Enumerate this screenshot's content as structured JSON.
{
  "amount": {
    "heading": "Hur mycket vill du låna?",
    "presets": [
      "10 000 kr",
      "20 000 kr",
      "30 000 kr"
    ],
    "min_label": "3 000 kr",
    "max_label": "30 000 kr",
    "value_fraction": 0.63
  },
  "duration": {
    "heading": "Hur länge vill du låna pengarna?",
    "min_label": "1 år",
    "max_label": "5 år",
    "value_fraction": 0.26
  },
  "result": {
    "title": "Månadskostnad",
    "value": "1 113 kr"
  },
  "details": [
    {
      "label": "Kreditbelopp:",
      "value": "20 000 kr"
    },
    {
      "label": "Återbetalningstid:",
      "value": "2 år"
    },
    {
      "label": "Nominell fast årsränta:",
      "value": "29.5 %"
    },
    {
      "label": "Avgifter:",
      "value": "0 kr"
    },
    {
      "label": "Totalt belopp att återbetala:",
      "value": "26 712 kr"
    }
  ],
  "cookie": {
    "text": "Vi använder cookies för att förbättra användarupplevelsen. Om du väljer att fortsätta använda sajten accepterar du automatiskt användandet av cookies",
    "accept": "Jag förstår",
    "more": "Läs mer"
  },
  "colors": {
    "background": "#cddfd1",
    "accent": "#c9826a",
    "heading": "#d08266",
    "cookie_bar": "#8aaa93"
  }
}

* Work to complete
Transcribe the full listing above without leaving anything out.

* Complete answer
Enumerate this screenshot's content as structured JSON.
{
  "amount": {
    "heading": "Hur mycket vill du låna?",
    "presets": [
      "10 000 kr",
      "20 000 kr",
      "30 000 kr"
    ],
    "min_label": "3 000 kr",
    "max_label": "30 000 kr",
    "value_fraction": 0.63
  },
  "duration": {
    "heading": "Hur länge vill du låna pengarna?",
    "min_label": "1 år",
    "max_label": "5 år",
    "value_fraction": 0.26
  },
  "result": {
    "title": "Månadskostnad",
    "value": "1 113 kr"
  },
  "details": [
    {
      "label": "Kreditbelopp:",
      "value": "20 000 kr"
    },
    {
      "label": "Återbetalningstid:",
      "value": "2 år"
    },
    {
      "label": "Nominell fast årsränta:",
      "value": "29.5 %"
    },
    {
      "label": "Avgifter:",
      "value": "0 kr"
    },
    {
      "label": "Totalt belopp att återbetala:",
      "value": "26 712 kr"
    }
  ],
  "cookie": {
    "text": "Vi använder cookies för att förbättra användarupplevelsen. Om du väljer att fortsätta använda sajten accepterar du automatiskt användandet av cookies",
    "accept": "Jag förstår",
    "more": "Läs mer"
  },
  "colors": {
    "background": "#cddfd1",
    "accent": "#c9826a",
    "heading": "#d08266",
    "cookie_bar": "#8aaa93"
  }
}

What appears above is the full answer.